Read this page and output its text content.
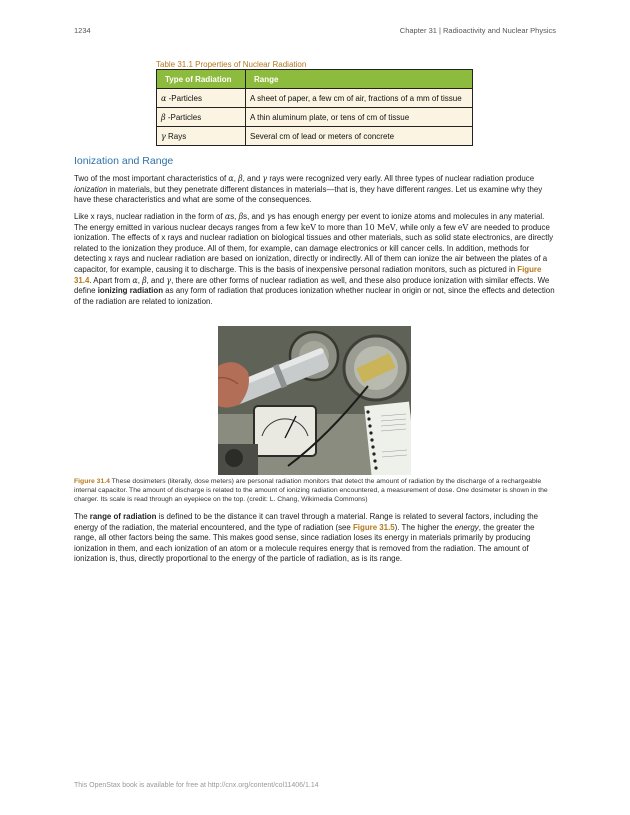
1234	Chapter 31 | Radioactivity and Nuclear Physics
Table 31.1 Properties of Nuclear Radiation
Type of Radiation	Range
α -Particles	A sheet of paper, a few cm of air, fractions of a mm of tissue
β -Particles	A thin aluminum plate, or tens of cm of tissue
γ Rays	Several cm of lead or meters of concrete
Ionization and Range

Two of the most important characteristics of α, β, and γ rays were recognized very early. All three types of nuclear radiation produce ionization in materials, but they penetrate different distances in materials—that is, they have different ranges. Let us examine why they have these characteristics and what are some of the consequences.

Like x rays, nuclear radiation in the form of αs, βs, and γs has enough energy per event to ionize atoms and molecules in any material. The energy emitted in various nuclear decays ranges from a few keV to more than 10 MeV, while only a few eV are needed to produce ionization. The effects of x rays and nuclear radiation on biological tissues and other materials, such as solid state electronics, are directly related to the ionization they produce. All of them, for example, can damage electronics or kill cancer cells. In addition, methods for detecting x rays and nuclear radiation are based on ionization, directly or indirectly. All of them can ionize the air between the plates of a capacitor, for example, causing it to discharge. This is the basis of inexpensive personal radiation monitors, such as pictured in Figure 31.4. Apart from α, β, and γ, there are other forms of nuclear radiation as well, and these also produce ionization with similar effects. We define ionizing radiation as any form of radiation that produces ionization whether nuclear in origin or not, since the effects and detection of the radiation are related to ionization.

Figure 31.4 These dosimeters (literally, dose meters) are personal radiation monitors that detect the amount of radiation by the discharge of a rechargeable internal capacitor. The amount of discharge is related to the amount of ionizing radiation encountered, a measurement of dose. One dosimeter is shown in the charger. Its scale is read through an eyepiece on the top. (credit: L. Chang, Wikimedia Commons)

The range of radiation is defined to be the distance it can travel through a material. Range is related to several factors, including the energy of the radiation, the material encountered, and the type of radiation (see Figure 31.5). The higher the energy, the greater the range, all other factors being the same. This makes good sense, since radiation loses its energy in materials primarily by producing ionization in them, and each ionization of an atom or a molecule requires energy that is removed from the radiation. The amount of ionization is, thus, directly proportional to the energy of the particle of radiation, as is its range.

This OpenStax book is available for free at http://cnx.org/content/col11406/1.14
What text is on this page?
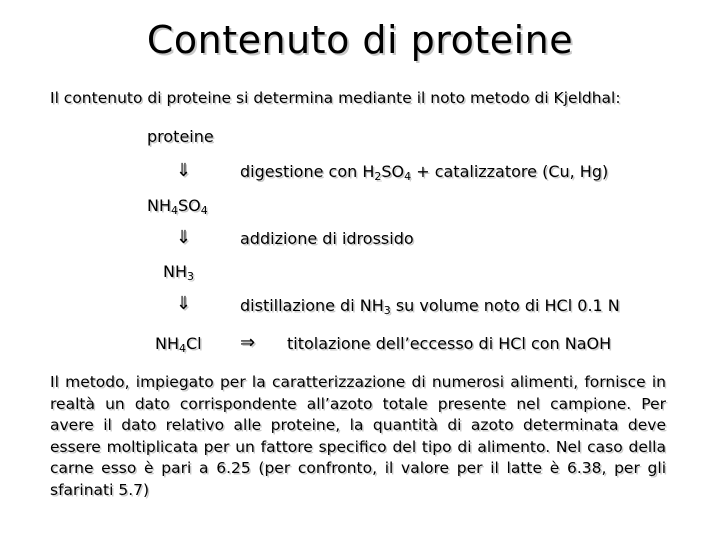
Contenuto di proteine
Il contenuto di proteine si determina mediante il noto metodo di Kjeldhal:
proteine
⇓	digestione con $H_2SO_4$ + catalizzatore (Cu, Hg)
$NH_4SO_4$
⇓	addizione di idrossido
$NH_3$
⇓	distillazione di $NH_3$ su volume noto di HCl 0.1 N
$NH_4Cl$ ⇒ titolazione dell’eccesso di HCl con NaOH
Il metodo, impiegato per la caratterizzazione di numerosi alimenti, fornisce in realtà un dato corrispondente all’azoto totale presente nel campione. Per avere il dato relativo alle proteine, la quantità di azoto determinata deve essere moltiplicata per un fattore specifico del tipo di alimento. Nel caso della carne esso è pari a 6.25 (per confronto, il valore per il latte è 6.38, per gli sfarinati 5.7)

**Action item:** Everything in the preceding material must be transcribed exactly, except the images.

**Written solution:**
Read this page and output its text content.
1234	Chapter 31 | Radioactivity and Nuclear Physics
Table 31.1 Properties of Nuclear Radiation
Type of Radiation	Range
α -Particles	A sheet of paper, a few cm of air, fractions of a mm of tissue
β -Particles	A thin aluminum plate, or tens of cm of tissue
γ Rays	Several cm of lead or meters of concrete
Ionization and Range

Two of the most important characteristics of α, β, and γ rays were recognized very early. All three types of nuclear radiation produce ionization in materials, but they penetrate different distances in materials—that is, they have different ranges. Let us examine why they have these characteristics and what are some of the consequences.

Like x rays, nuclear radiation in the form of αs, βs, and γs has enough energy per event to ionize atoms and molecules in any material. The energy emitted in various nuclear decays ranges from a few keV to more than 10 MeV, while only a few eV are needed to produce ionization. The effects of x rays and nuclear radiation on biological tissues and other materials, such as solid state electronics, are directly related to the ionization they produce. All of them, for example, can damage electronics or kill cancer cells. In addition, methods for detecting x rays and nuclear radiation are based on ionization, directly or indirectly. All of them can ionize the air between the plates of a capacitor, for example, causing it to discharge. This is the basis of inexpensive personal radiation monitors, such as pictured in Figure 31.4. Apart from α, β, and γ, there are other forms of nuclear radiation as well, and these also produce ionization with similar effects. We define ionizing radiation as any form of radiation that produces ionization whether nuclear in origin or not, since the effects and detection of the radiation are related to ionization.

Figure 31.4 These dosimeters (literally, dose meters) are personal radiation monitors that detect the amount of radiation by the discharge of a rechargeable internal capacitor. The amount of discharge is related to the amount of ionizing radiation encountered, a measurement of dose. One dosimeter is shown in the charger. Its scale is read through an eyepiece on the top. (credit: L. Chang, Wikimedia Commons)

The range of radiation is defined to be the distance it can travel through a material. Range is related to several factors, including the energy of the radiation, the material encountered, and the type of radiation (see Figure 31.5). The higher the energy, the greater the range, all other factors being the same. This makes good sense, since radiation loses its energy in materials primarily by producing ionization in them, and each ionization of an atom or a molecule requires energy that is removed from the radiation. The amount of ionization is, thus, directly proportional to the energy of the particle of radiation, as is its range.

This OpenStax book is available for free at http://cnx.org/content/col11406/1.14
What text is on this page?
Contenuto di proteine
Il contenuto di proteine si determina mediante il noto metodo di Kjeldhal:
proteine
⇓	digestione con $H_2SO_4$ + catalizzatore (Cu, Hg)
$NH_4SO_4$
⇓	addizione di idrossido
$NH_3$
⇓	distillazione di $NH_3$ su volume noto di HCl 0.1 N
$NH_4Cl$ ⇒ titolazione dell’eccesso di HCl con NaOH
Il metodo, impiegato per la caratterizzazione di numerosi alimenti, fornisce in realtà un dato corrispondente all’azoto totale presente nel campione. Per avere il dato relativo alle proteine, la quantità di azoto determinata deve essere moltiplicata per un fattore specifico del tipo di alimento. Nel caso della carne esso è pari a 6.25 (per confronto, il valore per il latte è 6.38, per gli sfarinati 5.7)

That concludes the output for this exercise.